(Stored data entries)
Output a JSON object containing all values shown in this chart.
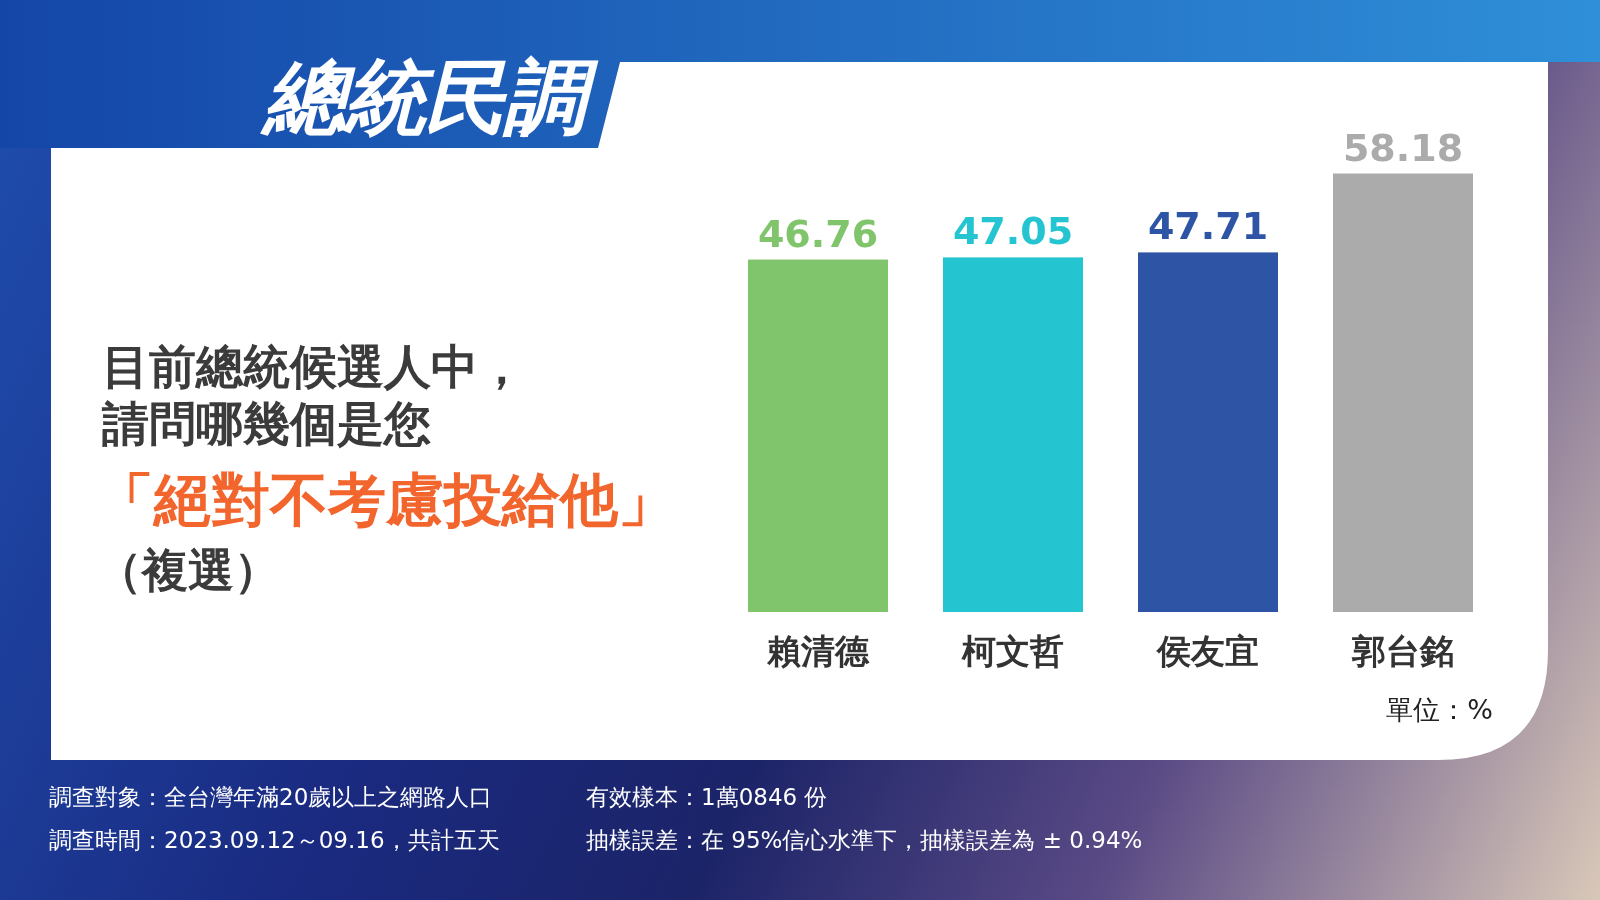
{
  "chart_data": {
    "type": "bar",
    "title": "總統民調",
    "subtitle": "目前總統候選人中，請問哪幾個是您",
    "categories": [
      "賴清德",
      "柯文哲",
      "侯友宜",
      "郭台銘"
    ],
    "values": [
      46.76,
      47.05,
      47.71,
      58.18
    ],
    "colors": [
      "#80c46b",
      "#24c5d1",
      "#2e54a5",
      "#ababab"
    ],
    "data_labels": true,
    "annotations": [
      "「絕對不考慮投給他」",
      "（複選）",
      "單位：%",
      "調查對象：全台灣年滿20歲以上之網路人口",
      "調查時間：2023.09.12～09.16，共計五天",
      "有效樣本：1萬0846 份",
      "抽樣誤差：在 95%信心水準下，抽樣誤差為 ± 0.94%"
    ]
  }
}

WHAT TO WORK ON: Copy every record above exactly, leaving out any pictures.

RESULT OF THIS TASK:
Output a JSON object containing all values shown in this chart.
{
  "chart_data": {
    "type": "bar",
    "title": "總統民調",
    "subtitle": "目前總統候選人中，請問哪幾個是您",
    "categories": [
      "賴清德",
      "柯文哲",
      "侯友宜",
      "郭台銘"
    ],
    "values": [
      46.76,
      47.05,
      47.71,
      58.18
    ],
    "colors": [
      "#80c46b",
      "#24c5d1",
      "#2e54a5",
      "#ababab"
    ],
    "data_labels": true,
    "annotations": [
      "「絕對不考慮投給他」",
      "（複選）",
      "單位：%",
      "調查對象：全台灣年滿20歲以上之網路人口",
      "調查時間：2023.09.12～09.16，共計五天",
      "有效樣本：1萬0846 份",
      "抽樣誤差：在 95%信心水準下，抽樣誤差為 ± 0.94%"
    ]
  }
}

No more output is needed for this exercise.